→ GIVEN PROBLEM: All entries are to be given again verbatim.

→ EXERCISE MATERIALS:
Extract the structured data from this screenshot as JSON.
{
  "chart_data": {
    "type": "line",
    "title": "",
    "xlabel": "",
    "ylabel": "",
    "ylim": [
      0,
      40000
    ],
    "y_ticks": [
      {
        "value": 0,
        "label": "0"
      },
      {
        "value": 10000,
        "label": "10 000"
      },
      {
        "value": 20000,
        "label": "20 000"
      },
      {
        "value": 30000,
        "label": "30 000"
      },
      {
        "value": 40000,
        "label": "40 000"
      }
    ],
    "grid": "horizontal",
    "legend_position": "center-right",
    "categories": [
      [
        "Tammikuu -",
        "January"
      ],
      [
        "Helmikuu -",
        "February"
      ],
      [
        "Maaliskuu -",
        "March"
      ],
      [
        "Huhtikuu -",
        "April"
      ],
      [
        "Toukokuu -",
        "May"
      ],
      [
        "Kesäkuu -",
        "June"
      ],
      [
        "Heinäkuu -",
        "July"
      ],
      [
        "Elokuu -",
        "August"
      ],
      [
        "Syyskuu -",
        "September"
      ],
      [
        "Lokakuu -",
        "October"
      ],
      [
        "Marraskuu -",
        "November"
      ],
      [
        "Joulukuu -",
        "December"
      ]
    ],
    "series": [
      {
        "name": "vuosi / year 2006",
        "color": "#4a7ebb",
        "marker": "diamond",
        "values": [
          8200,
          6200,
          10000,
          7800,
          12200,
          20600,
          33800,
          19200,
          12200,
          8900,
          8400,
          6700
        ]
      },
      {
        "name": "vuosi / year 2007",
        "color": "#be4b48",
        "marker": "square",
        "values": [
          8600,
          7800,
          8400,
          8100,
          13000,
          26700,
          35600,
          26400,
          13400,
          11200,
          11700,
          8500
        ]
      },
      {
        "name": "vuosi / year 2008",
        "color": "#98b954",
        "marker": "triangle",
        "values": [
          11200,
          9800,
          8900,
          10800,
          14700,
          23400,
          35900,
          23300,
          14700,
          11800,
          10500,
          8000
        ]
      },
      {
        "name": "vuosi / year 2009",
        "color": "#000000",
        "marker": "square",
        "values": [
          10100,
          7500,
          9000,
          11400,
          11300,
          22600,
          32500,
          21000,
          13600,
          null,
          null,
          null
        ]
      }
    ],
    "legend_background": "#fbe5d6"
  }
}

→ TASK ANSWER:
Extract the structured data from this screenshot as JSON.
{
  "chart_data": {
    "type": "line",
    "title": "",
    "xlabel": "",
    "ylabel": "",
    "ylim": [
      0,
      40000
    ],
    "y_ticks": [
      {
        "value": 0,
        "label": "0"
      },
      {
        "value": 10000,
        "label": "10 000"
      },
      {
        "value": 20000,
        "label": "20 000"
      },
      {
        "value": 30000,
        "label": "30 000"
      },
      {
        "value": 40000,
        "label": "40 000"
      }
    ],
    "grid": "horizontal",
    "legend_position": "center-right",
    "categories": [
      [
        "Tammikuu -",
        "January"
      ],
      [
        "Helmikuu -",
        "February"
      ],
      [
        "Maaliskuu -",
        "March"
      ],
      [
        "Huhtikuu -",
        "April"
      ],
      [
        "Toukokuu -",
        "May"
      ],
      [
        "Kesäkuu -",
        "June"
      ],
      [
        "Heinäkuu -",
        "July"
      ],
      [
        "Elokuu -",
        "August"
      ],
      [
        "Syyskuu -",
        "September"
      ],
      [
        "Lokakuu -",
        "October"
      ],
      [
        "Marraskuu -",
        "November"
      ],
      [
        "Joulukuu -",
        "December"
      ]
    ],
    "series": [
      {
        "name": "vuosi / year 2006",
        "color": "#4a7ebb",
        "marker": "diamond",
        "values": [
          8200,
          6200,
          10000,
          7800,
          12200,
          20600,
          33800,
          19200,
          12200,
          8900,
          8400,
          6700
        ]
      },
      {
        "name": "vuosi / year 2007",
        "color": "#be4b48",
        "marker": "square",
        "values": [
          8600,
          7800,
          8400,
          8100,
          13000,
          26700,
          35600,
          26400,
          13400,
          11200,
          11700,
          8500
        ]
      },
      {
        "name": "vuosi / year 2008",
        "color": "#98b954",
        "marker": "triangle",
        "values": [
          11200,
          9800,
          8900,
          10800,
          14700,
          23400,
          35900,
          23300,
          14700,
          11800,
          10500,
          8000
        ]
      },
      {
        "name": "vuosi / year 2009",
        "color": "#000000",
        "marker": "square",
        "values": [
          10100,
          7500,
          9000,
          11400,
          11300,
          22600,
          32500,
          21000,
          13600,
          null,
          null,
          null
        ]
      }
    ],
    "legend_background": "#fbe5d6"
  }
}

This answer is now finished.